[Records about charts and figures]
-- start --

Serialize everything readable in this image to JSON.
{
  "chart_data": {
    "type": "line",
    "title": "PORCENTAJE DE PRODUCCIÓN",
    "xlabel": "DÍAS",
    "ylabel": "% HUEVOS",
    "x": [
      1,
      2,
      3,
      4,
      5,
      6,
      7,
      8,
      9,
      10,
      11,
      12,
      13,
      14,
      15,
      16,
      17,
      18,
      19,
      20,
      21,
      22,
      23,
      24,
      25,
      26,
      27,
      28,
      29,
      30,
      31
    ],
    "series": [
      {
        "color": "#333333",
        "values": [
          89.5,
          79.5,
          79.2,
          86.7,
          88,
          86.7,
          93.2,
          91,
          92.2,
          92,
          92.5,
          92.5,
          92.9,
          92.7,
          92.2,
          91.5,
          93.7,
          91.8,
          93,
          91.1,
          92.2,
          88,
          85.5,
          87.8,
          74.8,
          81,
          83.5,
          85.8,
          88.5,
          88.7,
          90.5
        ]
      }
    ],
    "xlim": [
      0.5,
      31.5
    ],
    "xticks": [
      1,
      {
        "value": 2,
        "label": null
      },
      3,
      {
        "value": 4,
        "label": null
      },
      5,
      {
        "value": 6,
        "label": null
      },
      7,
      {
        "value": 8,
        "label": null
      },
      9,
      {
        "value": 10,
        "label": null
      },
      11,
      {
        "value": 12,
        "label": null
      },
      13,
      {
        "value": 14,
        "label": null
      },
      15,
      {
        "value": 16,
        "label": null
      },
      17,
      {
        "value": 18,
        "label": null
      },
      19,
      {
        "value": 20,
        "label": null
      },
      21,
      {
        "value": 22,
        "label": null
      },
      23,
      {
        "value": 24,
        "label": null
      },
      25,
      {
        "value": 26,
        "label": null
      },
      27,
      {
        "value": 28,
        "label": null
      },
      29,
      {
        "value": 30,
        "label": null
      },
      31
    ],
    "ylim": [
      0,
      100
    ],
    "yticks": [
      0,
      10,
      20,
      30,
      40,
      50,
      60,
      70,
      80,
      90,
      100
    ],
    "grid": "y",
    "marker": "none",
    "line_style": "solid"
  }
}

-- end --
-- start --

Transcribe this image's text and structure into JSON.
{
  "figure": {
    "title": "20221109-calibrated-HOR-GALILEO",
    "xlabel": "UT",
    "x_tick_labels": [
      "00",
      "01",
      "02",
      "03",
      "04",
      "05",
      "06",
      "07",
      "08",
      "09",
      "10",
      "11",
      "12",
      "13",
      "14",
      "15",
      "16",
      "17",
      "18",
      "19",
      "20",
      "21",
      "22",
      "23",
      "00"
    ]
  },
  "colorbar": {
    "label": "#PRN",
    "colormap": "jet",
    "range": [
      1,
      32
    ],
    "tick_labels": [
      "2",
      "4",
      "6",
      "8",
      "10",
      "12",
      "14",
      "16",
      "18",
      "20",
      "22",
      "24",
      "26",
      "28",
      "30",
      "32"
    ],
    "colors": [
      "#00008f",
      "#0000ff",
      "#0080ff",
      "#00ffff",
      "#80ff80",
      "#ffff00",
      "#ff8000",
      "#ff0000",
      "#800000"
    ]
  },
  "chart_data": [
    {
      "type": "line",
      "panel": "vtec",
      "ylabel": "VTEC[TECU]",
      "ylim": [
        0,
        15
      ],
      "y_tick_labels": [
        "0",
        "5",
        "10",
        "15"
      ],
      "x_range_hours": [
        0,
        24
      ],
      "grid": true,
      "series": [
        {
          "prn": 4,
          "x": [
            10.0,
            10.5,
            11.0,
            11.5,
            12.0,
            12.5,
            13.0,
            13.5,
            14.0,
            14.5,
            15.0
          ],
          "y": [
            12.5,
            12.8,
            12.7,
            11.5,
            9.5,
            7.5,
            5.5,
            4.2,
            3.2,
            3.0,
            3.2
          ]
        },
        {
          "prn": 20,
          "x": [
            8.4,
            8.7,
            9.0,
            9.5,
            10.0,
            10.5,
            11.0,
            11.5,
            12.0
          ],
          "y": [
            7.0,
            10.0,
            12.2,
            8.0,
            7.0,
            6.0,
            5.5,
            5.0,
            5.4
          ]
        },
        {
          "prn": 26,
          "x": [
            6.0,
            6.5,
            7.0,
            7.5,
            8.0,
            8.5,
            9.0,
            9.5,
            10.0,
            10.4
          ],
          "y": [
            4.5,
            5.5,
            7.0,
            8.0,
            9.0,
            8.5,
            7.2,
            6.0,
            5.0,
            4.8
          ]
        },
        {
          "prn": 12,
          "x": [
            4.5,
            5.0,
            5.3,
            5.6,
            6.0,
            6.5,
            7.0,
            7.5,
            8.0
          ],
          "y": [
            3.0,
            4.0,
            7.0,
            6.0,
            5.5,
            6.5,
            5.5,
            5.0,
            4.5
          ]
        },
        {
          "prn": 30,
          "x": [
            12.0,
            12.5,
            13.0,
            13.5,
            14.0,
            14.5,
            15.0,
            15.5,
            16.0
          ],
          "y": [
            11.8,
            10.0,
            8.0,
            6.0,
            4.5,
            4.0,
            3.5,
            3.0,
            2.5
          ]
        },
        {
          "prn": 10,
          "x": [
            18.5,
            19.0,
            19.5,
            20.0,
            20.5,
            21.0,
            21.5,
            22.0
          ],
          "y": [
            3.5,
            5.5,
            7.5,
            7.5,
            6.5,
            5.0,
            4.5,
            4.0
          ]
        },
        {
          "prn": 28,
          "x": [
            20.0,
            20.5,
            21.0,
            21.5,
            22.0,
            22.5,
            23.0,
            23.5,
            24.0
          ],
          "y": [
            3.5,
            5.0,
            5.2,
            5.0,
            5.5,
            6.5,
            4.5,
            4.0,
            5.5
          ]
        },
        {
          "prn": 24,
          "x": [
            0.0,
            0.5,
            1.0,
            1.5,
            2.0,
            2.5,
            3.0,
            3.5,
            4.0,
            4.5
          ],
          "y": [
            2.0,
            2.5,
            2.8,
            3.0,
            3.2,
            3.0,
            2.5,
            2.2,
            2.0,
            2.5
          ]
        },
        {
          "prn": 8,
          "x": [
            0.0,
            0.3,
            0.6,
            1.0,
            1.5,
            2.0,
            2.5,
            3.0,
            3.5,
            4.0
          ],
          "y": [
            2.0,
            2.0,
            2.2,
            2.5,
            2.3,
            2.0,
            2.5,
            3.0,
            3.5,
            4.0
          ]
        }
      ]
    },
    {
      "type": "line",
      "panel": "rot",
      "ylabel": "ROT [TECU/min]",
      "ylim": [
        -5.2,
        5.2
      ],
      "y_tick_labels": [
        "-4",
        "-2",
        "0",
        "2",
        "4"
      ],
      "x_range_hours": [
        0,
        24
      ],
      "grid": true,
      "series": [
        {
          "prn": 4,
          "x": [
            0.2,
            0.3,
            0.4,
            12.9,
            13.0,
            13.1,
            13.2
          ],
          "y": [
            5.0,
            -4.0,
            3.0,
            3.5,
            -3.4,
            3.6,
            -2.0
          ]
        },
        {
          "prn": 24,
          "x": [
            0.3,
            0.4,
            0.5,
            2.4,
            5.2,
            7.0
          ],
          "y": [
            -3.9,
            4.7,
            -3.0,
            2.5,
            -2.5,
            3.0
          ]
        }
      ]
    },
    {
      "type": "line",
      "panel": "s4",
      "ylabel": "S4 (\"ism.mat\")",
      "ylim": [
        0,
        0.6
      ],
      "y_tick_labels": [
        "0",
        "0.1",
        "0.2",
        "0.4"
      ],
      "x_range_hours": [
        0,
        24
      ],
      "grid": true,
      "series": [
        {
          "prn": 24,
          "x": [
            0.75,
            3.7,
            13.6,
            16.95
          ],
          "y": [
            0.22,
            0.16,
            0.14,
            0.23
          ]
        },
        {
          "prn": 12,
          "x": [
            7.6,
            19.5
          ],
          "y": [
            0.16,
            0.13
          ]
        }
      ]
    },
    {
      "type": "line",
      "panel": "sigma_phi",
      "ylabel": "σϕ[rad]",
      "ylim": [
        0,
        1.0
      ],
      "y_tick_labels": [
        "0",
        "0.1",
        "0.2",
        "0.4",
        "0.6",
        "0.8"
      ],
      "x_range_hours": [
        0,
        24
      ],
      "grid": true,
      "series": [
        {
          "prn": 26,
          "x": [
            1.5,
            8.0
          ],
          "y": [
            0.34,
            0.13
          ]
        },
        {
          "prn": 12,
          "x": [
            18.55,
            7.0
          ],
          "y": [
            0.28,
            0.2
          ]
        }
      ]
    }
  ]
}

-- end --

Copy all lines from the material that include "panel".

      "panel": "vtec",
      "panel": "rot",
      "panel": "s4",
      "panel": "sigma_phi",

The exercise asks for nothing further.